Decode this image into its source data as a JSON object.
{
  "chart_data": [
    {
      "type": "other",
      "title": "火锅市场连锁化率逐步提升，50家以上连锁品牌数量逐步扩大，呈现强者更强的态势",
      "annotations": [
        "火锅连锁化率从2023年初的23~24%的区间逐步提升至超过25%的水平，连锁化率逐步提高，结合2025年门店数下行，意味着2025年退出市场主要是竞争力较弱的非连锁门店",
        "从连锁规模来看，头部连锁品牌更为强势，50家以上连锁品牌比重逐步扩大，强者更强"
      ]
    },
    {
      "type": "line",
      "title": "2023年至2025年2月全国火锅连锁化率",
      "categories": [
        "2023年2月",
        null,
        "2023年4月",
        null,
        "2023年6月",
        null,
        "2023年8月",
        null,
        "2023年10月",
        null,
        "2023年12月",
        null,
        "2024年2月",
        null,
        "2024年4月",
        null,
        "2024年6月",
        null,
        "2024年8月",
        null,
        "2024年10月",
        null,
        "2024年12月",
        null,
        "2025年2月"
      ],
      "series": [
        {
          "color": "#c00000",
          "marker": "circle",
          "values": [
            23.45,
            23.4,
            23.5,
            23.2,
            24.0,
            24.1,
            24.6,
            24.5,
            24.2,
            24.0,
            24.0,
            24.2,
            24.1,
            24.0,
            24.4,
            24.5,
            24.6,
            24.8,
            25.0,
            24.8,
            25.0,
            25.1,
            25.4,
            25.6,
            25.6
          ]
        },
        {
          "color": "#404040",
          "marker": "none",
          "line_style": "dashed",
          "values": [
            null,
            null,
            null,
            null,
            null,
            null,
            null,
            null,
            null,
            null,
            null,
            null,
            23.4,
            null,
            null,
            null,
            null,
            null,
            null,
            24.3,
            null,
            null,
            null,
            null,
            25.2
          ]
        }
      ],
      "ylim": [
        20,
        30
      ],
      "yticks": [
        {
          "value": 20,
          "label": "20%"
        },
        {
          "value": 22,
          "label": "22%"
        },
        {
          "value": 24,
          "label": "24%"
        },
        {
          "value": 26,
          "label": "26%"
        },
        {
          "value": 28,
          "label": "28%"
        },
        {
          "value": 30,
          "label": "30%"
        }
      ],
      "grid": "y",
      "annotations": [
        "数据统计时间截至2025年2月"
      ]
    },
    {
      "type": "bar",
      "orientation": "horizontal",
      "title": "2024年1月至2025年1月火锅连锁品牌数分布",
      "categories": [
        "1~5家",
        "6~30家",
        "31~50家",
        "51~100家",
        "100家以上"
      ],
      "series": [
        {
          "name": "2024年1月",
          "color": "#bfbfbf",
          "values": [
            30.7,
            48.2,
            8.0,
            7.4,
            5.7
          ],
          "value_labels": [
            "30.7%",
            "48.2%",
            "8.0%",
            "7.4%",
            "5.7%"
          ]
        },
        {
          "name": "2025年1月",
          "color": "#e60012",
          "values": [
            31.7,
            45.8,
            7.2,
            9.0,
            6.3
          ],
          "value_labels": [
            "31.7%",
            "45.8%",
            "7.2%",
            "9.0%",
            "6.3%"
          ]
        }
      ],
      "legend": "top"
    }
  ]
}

AIM OF THE TASK
Return each line among the entries that holds the word "color".

SOLUTION
          "color": "#c00000",
          "color": "#404040",
          "color": "#bfbfbf",
          "color": "#e60012",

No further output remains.